◆ Short task ◆
Go through the records and copy each line where the word "name" occurs.

++++ Data extract

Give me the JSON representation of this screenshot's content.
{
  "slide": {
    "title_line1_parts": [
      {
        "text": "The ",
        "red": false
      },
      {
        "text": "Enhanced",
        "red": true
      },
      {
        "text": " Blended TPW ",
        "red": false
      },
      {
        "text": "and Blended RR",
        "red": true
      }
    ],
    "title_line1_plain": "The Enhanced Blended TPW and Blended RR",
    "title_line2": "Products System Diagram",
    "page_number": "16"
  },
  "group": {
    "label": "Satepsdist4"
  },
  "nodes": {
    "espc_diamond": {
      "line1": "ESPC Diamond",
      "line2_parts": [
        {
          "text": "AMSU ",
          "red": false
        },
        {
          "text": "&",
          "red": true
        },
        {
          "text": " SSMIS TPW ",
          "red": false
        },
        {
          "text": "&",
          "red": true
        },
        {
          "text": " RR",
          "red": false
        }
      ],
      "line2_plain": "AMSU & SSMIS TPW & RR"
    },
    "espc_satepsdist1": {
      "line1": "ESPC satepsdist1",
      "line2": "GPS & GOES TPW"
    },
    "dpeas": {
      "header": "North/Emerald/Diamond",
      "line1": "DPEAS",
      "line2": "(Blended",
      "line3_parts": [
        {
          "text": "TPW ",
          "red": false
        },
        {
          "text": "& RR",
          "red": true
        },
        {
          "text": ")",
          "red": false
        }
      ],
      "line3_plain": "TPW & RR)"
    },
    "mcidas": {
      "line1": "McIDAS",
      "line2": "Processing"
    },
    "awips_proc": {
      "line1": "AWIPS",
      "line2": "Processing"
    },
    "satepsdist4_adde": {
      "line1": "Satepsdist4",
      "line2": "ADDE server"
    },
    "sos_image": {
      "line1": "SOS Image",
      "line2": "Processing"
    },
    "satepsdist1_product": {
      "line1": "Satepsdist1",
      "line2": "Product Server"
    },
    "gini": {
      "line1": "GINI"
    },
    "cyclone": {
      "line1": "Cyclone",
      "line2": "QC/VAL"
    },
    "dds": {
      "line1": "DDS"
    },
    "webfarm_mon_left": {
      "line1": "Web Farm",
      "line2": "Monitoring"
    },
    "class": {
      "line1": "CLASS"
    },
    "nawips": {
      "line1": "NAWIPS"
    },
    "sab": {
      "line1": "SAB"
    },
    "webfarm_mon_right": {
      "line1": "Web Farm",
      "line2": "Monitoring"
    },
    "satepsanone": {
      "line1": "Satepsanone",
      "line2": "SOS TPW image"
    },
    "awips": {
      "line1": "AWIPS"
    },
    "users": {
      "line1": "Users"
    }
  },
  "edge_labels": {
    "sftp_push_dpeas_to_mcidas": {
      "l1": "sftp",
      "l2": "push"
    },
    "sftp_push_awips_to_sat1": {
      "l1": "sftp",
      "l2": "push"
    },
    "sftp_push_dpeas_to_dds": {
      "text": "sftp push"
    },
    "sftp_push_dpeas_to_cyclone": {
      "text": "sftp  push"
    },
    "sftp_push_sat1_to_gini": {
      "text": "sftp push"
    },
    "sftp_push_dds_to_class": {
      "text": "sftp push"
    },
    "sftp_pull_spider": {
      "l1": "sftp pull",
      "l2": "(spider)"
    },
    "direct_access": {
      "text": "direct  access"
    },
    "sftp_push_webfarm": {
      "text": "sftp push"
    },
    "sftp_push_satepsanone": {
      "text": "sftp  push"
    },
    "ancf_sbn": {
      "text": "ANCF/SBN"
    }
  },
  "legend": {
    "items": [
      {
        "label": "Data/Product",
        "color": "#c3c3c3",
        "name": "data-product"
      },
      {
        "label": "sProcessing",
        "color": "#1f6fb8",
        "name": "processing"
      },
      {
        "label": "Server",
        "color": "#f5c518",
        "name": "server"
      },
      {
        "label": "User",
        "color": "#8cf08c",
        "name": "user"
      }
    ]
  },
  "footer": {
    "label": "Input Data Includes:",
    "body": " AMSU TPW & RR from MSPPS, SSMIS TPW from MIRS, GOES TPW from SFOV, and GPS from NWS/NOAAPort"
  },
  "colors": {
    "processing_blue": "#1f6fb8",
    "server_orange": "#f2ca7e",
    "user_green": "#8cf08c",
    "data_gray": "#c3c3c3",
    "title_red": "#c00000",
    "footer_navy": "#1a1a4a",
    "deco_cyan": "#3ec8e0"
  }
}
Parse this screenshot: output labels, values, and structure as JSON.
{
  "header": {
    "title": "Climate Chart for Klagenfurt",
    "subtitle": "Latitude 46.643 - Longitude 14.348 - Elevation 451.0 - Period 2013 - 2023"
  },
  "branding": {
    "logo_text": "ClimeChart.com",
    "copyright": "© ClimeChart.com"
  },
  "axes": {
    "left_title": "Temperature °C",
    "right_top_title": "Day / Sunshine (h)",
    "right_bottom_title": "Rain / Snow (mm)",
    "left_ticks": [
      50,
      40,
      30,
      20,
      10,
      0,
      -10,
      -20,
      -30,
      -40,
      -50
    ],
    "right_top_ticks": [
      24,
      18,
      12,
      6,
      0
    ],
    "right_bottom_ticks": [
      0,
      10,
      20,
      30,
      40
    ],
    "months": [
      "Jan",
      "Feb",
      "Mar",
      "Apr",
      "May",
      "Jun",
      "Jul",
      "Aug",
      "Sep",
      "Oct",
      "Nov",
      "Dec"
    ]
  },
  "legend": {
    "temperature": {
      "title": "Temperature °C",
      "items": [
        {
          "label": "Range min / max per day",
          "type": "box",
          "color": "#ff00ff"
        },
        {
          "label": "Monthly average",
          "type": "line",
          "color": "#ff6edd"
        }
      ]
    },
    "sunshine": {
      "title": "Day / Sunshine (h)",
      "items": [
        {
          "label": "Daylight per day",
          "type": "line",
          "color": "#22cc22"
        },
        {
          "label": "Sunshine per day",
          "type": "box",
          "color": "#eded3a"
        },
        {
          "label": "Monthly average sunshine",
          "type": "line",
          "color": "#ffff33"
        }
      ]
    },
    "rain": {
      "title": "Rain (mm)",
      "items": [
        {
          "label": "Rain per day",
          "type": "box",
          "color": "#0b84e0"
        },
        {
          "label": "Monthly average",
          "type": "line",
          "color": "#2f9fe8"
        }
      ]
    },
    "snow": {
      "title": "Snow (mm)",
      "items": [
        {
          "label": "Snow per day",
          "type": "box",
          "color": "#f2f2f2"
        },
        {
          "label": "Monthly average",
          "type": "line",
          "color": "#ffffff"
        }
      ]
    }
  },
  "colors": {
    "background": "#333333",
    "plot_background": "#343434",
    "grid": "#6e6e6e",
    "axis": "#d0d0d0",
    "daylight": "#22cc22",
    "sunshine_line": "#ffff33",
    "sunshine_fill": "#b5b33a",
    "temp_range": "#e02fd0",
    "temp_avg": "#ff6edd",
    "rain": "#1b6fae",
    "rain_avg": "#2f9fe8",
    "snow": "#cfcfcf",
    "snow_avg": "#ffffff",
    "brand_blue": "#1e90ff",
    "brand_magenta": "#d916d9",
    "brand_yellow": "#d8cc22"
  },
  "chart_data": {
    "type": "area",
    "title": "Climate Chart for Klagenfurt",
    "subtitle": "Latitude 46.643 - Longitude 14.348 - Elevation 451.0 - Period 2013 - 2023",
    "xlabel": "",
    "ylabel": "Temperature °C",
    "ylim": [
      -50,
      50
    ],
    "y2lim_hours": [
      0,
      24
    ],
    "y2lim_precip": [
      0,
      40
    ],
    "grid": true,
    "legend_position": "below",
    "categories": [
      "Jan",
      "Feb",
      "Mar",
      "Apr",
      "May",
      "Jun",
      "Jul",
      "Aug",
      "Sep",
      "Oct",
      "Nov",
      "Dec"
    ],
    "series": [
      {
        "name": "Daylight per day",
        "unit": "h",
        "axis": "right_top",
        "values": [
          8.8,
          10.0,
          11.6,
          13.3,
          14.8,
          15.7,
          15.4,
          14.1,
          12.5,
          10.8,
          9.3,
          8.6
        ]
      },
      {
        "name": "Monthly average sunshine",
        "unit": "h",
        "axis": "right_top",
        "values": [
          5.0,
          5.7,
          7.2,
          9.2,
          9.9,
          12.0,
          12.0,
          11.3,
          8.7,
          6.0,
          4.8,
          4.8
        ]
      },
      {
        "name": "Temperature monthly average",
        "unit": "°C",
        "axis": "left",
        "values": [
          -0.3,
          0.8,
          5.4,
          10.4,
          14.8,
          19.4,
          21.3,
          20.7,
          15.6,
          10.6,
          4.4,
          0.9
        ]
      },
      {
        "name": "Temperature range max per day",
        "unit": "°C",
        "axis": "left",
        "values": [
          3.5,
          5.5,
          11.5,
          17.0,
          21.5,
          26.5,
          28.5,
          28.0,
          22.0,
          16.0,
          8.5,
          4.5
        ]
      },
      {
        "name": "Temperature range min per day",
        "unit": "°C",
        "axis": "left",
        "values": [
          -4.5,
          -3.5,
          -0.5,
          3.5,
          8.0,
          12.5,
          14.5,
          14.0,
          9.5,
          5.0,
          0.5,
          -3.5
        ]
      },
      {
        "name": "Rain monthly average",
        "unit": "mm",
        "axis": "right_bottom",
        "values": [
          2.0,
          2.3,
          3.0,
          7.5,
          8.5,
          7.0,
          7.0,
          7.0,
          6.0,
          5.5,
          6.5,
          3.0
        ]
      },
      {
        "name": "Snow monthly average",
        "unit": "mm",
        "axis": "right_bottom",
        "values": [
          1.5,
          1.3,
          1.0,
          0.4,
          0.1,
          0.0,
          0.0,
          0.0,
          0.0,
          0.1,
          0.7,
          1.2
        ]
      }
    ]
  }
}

++++++++

◆ Answer for the task ◆
        "name": "data-product"
        "name": "processing"
        "name": "server"
        "name": "user"
        "name": "Daylight per day",
        "name": "Monthly average sunshine",
        "name": "Temperature monthly average",
        "name": "Temperature range max per day",
        "name": "Temperature range min per day",
        "name": "Rain monthly average",
        "name": "Snow monthly average",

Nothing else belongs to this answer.